[Extracted material]:
════════════════════

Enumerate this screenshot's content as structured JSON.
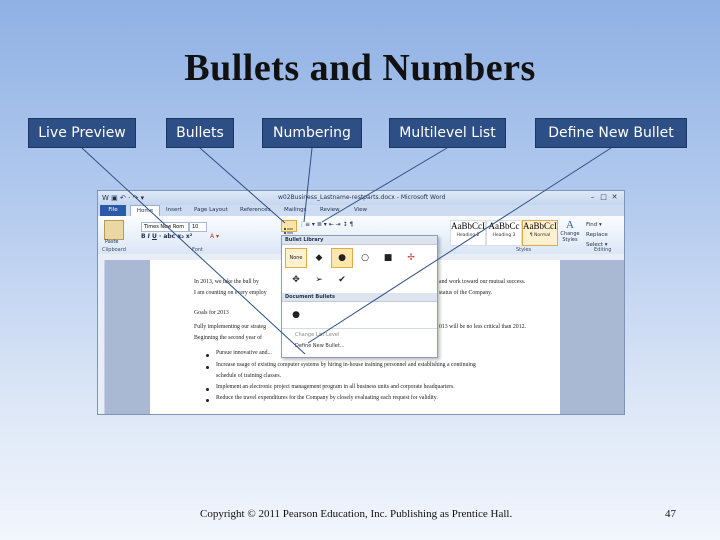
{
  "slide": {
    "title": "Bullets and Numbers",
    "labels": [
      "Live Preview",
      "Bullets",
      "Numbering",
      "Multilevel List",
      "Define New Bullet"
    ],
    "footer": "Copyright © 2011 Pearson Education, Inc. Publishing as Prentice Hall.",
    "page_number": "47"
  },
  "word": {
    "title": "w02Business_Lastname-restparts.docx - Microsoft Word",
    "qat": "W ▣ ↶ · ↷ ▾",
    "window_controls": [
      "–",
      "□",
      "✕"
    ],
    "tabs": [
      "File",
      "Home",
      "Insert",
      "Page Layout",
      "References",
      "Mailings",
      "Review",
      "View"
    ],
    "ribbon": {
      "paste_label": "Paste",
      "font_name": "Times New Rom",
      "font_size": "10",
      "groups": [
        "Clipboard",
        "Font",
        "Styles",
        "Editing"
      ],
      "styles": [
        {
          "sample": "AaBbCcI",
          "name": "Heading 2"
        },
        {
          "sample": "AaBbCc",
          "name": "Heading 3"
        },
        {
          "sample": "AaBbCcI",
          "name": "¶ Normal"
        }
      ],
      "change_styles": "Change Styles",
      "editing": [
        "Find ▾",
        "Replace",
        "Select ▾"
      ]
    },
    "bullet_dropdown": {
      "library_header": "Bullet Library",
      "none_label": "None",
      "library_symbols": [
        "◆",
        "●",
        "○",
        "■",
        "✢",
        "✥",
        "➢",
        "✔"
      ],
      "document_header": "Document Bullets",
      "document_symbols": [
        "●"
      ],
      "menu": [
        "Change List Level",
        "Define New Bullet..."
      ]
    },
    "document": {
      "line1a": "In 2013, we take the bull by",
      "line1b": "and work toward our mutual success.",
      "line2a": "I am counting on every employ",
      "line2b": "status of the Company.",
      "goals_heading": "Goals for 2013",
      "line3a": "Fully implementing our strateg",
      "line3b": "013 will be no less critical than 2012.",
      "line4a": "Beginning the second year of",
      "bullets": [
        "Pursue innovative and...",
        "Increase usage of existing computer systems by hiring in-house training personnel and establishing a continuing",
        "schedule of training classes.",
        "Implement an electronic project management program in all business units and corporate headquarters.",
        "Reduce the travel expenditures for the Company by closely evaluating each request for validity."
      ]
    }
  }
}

════════════════════

[The task]:
Every record above should be written out again exactly; the pictures stay out of the copy.

[Written response]:
Enumerate this screenshot's content as structured JSON.
{
  "slide": {
    "title": "Bullets and Numbers",
    "labels": [
      "Live Preview",
      "Bullets",
      "Numbering",
      "Multilevel List",
      "Define New Bullet"
    ],
    "footer": "Copyright © 2011 Pearson Education, Inc. Publishing as Prentice Hall.",
    "page_number": "47"
  },
  "word": {
    "title": "w02Business_Lastname-restparts.docx - Microsoft Word",
    "qat": "W ▣ ↶ · ↷ ▾",
    "window_controls": [
      "–",
      "□",
      "✕"
    ],
    "tabs": [
      "File",
      "Home",
      "Insert",
      "Page Layout",
      "References",
      "Mailings",
      "Review",
      "View"
    ],
    "ribbon": {
      "paste_label": "Paste",
      "font_name": "Times New Rom",
      "font_size": "10",
      "groups": [
        "Clipboard",
        "Font",
        "Styles",
        "Editing"
      ],
      "styles": [
        {
          "sample": "AaBbCcI",
          "name": "Heading 2"
        },
        {
          "sample": "AaBbCc",
          "name": "Heading 3"
        },
        {
          "sample": "AaBbCcI",
          "name": "¶ Normal"
        }
      ],
      "change_styles": "Change Styles",
      "editing": [
        "Find ▾",
        "Replace",
        "Select ▾"
      ]
    },
    "bullet_dropdown": {
      "library_header": "Bullet Library",
      "none_label": "None",
      "library_symbols": [
        "◆",
        "●",
        "○",
        "■",
        "✢",
        "✥",
        "➢",
        "✔"
      ],
      "document_header": "Document Bullets",
      "document_symbols": [
        "●"
      ],
      "menu": [
        "Change List Level",
        "Define New Bullet..."
      ]
    },
    "document": {
      "line1a": "In 2013, we take the bull by",
      "line1b": "and work toward our mutual success.",
      "line2a": "I am counting on every employ",
      "line2b": "status of the Company.",
      "goals_heading": "Goals for 2013",
      "line3a": "Fully implementing our strateg",
      "line3b": "013 will be no less critical than 2012.",
      "line4a": "Beginning the second year of",
      "bullets": [
        "Pursue innovative and...",
        "Increase usage of existing computer systems by hiring in-house training personnel and establishing a continuing",
        "schedule of training classes.",
        "Implement an electronic project management program in all business units and corporate headquarters.",
        "Reduce the travel expenditures for the Company by closely evaluating each request for validity."
      ]
    }
  }
}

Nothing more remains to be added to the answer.